WHAT TO DO> Draw out every line with the word "into" from the listing below.

MATERIAL SUPPLIED>

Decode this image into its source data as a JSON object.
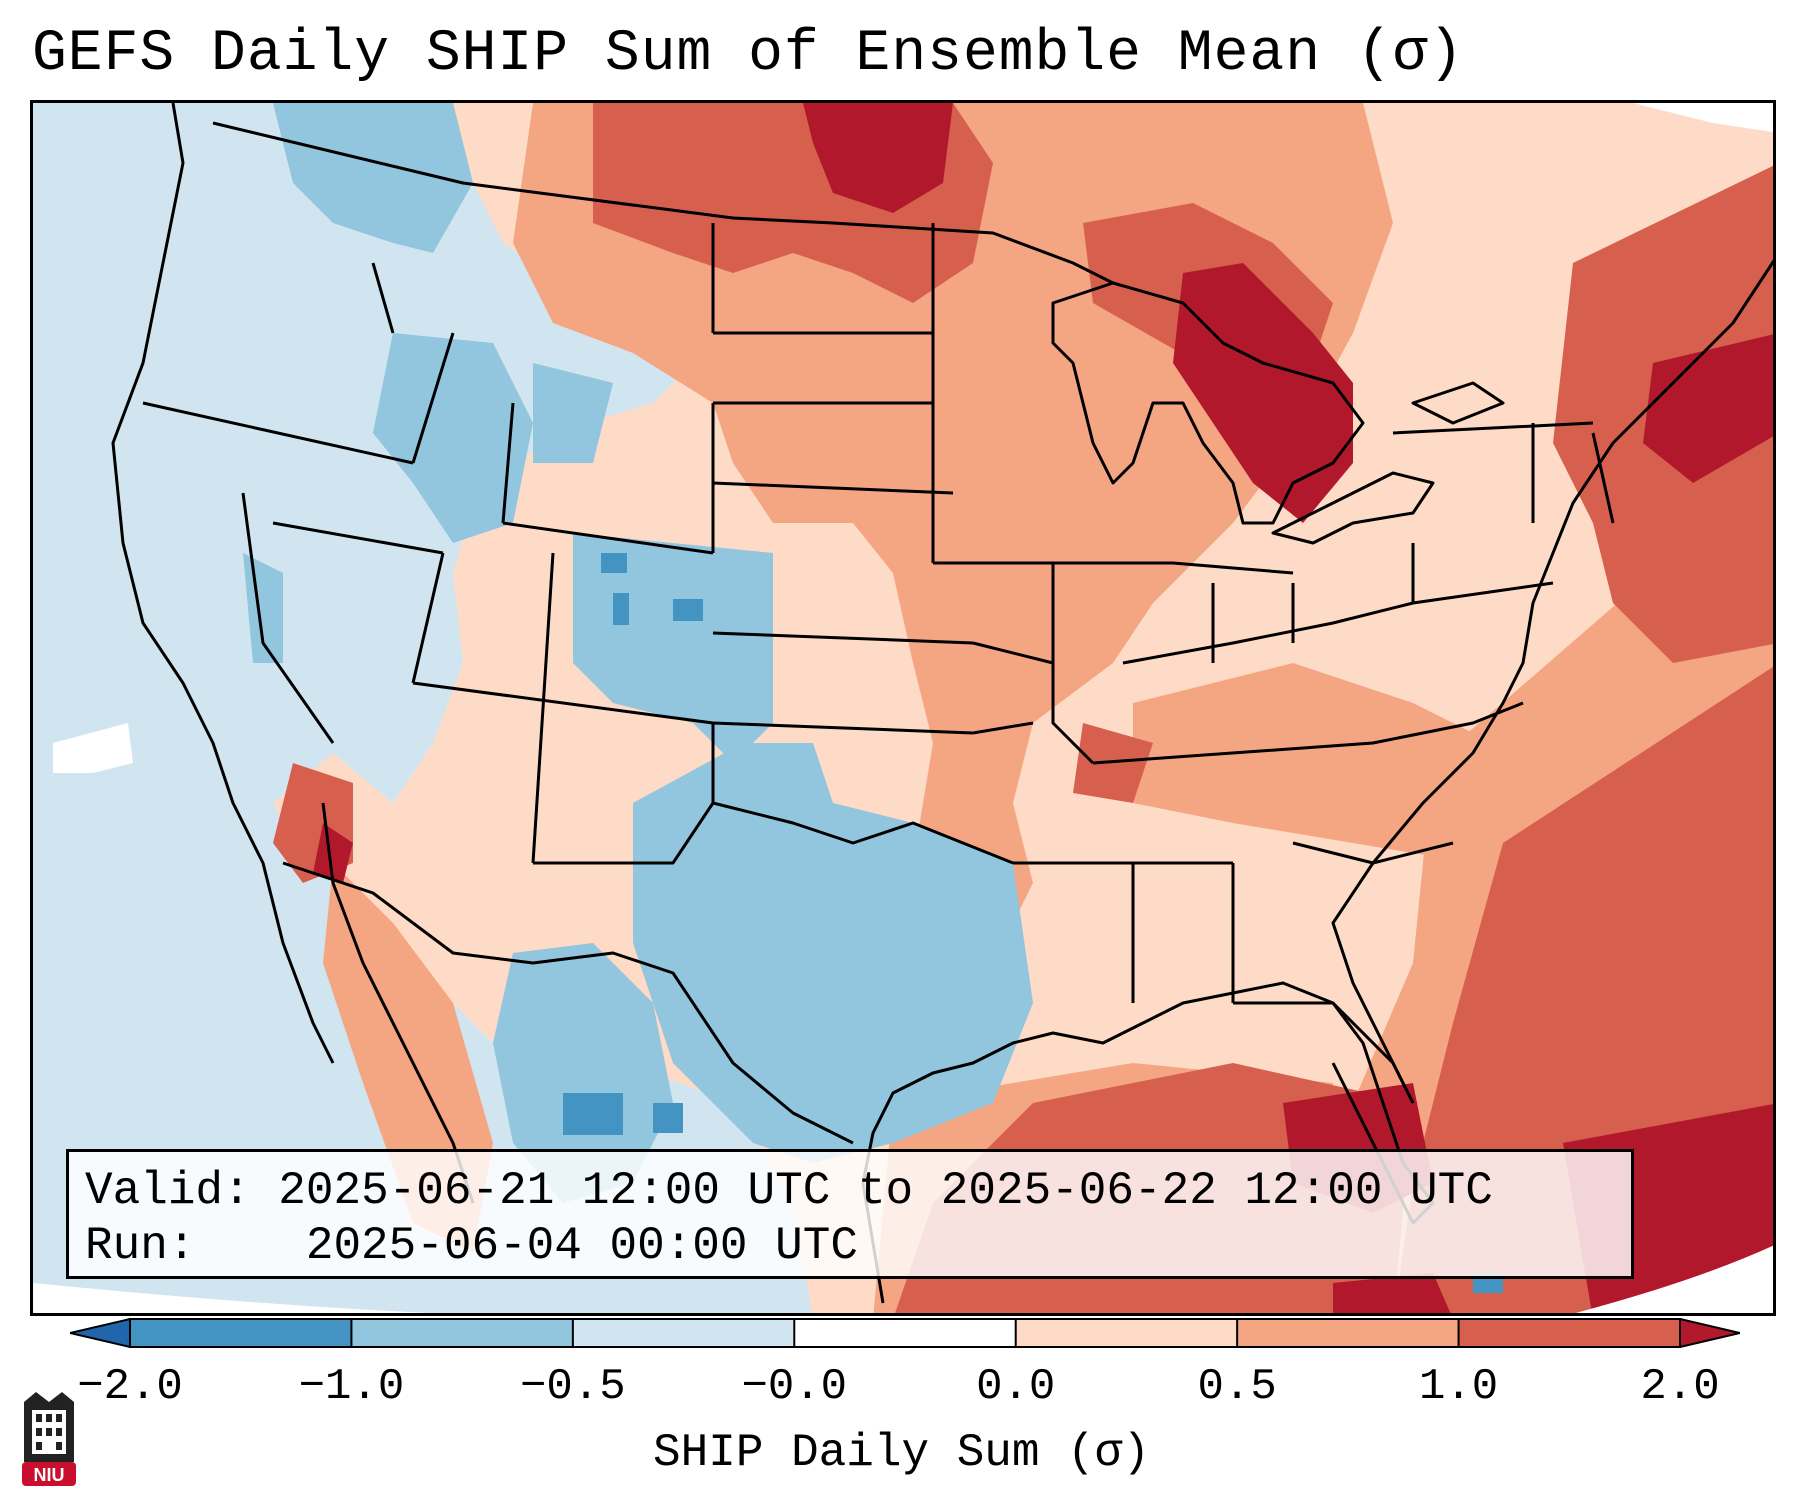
{
  "title": "GEFS Daily SHIP Sum of Ensemble Mean (σ)",
  "info": {
    "valid_label": "Valid:",
    "valid_value": "2025-06-21 12:00 UTC to 2025-06-22 12:00 UTC",
    "run_label": "Run:",
    "run_value": "2025-06-04 00:00 UTC"
  },
  "colorbar": {
    "label": "SHIP Daily Sum (σ)",
    "ticks": [
      "−2.0",
      "−1.0",
      "−0.5",
      "−0.0",
      "0.0",
      "0.5",
      "1.0",
      "2.0"
    ],
    "colors": [
      "#2166ac",
      "#4393c3",
      "#92c5de",
      "#d1e5f0",
      "#ffffff",
      "#fddbc7",
      "#f4a582",
      "#d6604d",
      "#b2182b"
    ]
  },
  "map": {
    "background_color": "#d1e5f0",
    "extent": "CONUS"
  },
  "logo": {
    "text": "NIU",
    "color": "#c8102e"
  }
}
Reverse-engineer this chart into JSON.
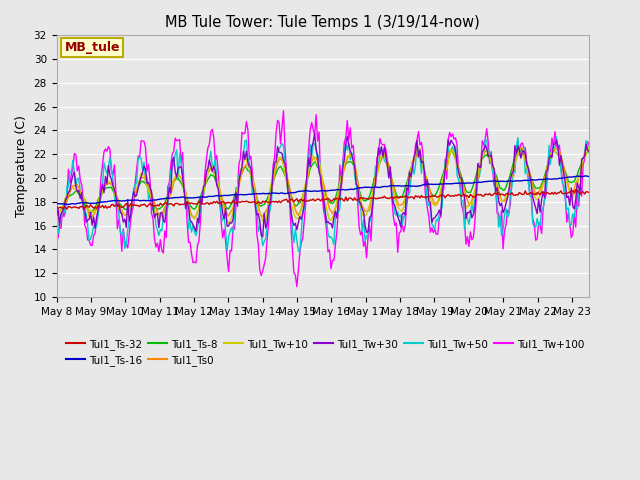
{
  "title": "MB Tule Tower: Tule Temps 1 (3/19/14-now)",
  "ylabel": "Temperature (C)",
  "xlabel": "",
  "ylim": [
    10,
    32
  ],
  "yticks": [
    10,
    12,
    14,
    16,
    18,
    20,
    22,
    24,
    26,
    28,
    30,
    32
  ],
  "bg_color": "#e8e8e8",
  "plot_bg_color": "#e8e8e8",
  "legend_label": "MB_tule",
  "series_colors": {
    "Tul1_Ts-32": "#cc0000",
    "Tul1_Ts-16": "#0000cc",
    "Tul1_Ts-8": "#00bb00",
    "Tul1_Ts0": "#ff8800",
    "Tul1_Tw+10": "#cccc00",
    "Tul1_Tw+30": "#8800cc",
    "Tul1_Tw+50": "#00cccc",
    "Tul1_Tw+100": "#ff00ff"
  },
  "date_labels": [
    "May 8",
    "May 9",
    "May 10",
    "May 11",
    "May 12",
    "May 13",
    "May 14",
    "May 15",
    "May 16",
    "May 17",
    "May 18",
    "May 19",
    "May 20",
    "May 21",
    "May 22",
    "May 23"
  ]
}
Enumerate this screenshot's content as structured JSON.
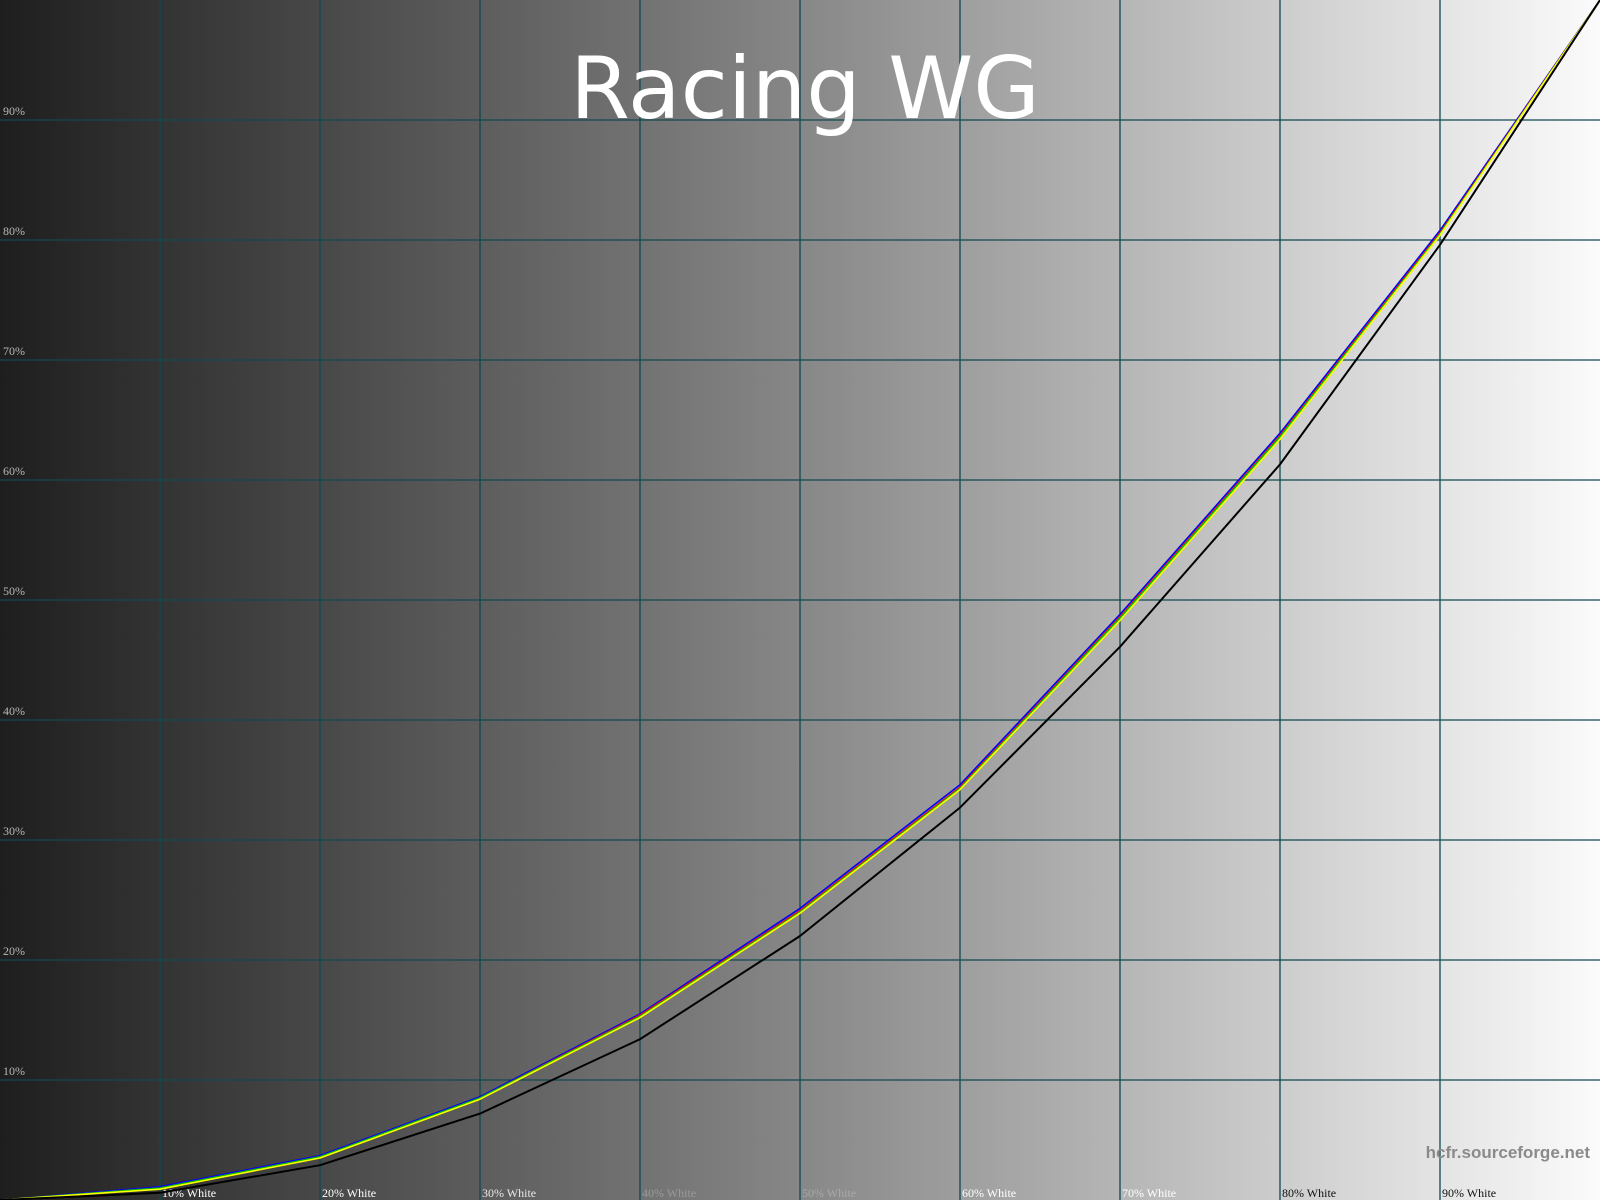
{
  "chart_data": {
    "type": "line",
    "title": "Racing WG",
    "watermark": "hcfr.sourceforge.net",
    "x": [
      0,
      10,
      20,
      30,
      40,
      50,
      60,
      70,
      80,
      90,
      100
    ],
    "xlim": [
      0,
      100
    ],
    "ylim": [
      0,
      100
    ],
    "x_tick_labels": [
      "10% White",
      "20% White",
      "30% White",
      "40% White",
      "50% White",
      "60% White",
      "70% White",
      "80% White",
      "90% White"
    ],
    "y_tick_labels": [
      "10%",
      "20%",
      "30%",
      "40%",
      "50%",
      "60%",
      "70%",
      "80%",
      "90%"
    ],
    "grid": true,
    "background": "grayscale gradient dark to light",
    "grid_color": "#0e4a52",
    "series": [
      {
        "color": "#0000ff",
        "values": [
          0,
          1.1,
          3.7,
          8.6,
          15.5,
          24.3,
          34.6,
          48.8,
          63.9,
          80.8,
          100
        ]
      },
      {
        "color": "#ff0000",
        "values": [
          0,
          1.0,
          3.6,
          8.5,
          15.4,
          24.1,
          34.4,
          48.6,
          63.7,
          80.6,
          100
        ]
      },
      {
        "color": "#00c000",
        "values": [
          0,
          1.0,
          3.6,
          8.5,
          15.3,
          24.0,
          34.3,
          48.5,
          63.6,
          80.5,
          100
        ]
      },
      {
        "color": "#ffff00",
        "values": [
          0,
          0.9,
          3.5,
          8.4,
          15.2,
          23.9,
          34.2,
          48.3,
          63.4,
          80.4,
          100
        ]
      },
      {
        "color": "#000000",
        "values": [
          0,
          0.6,
          2.9,
          7.2,
          13.4,
          22.0,
          32.7,
          46.1,
          61.3,
          79.6,
          100
        ]
      }
    ]
  }
}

TASK ANSWER>
Decode this image into its source data as a JSON object.
Reverse-engineer this chart into JSON.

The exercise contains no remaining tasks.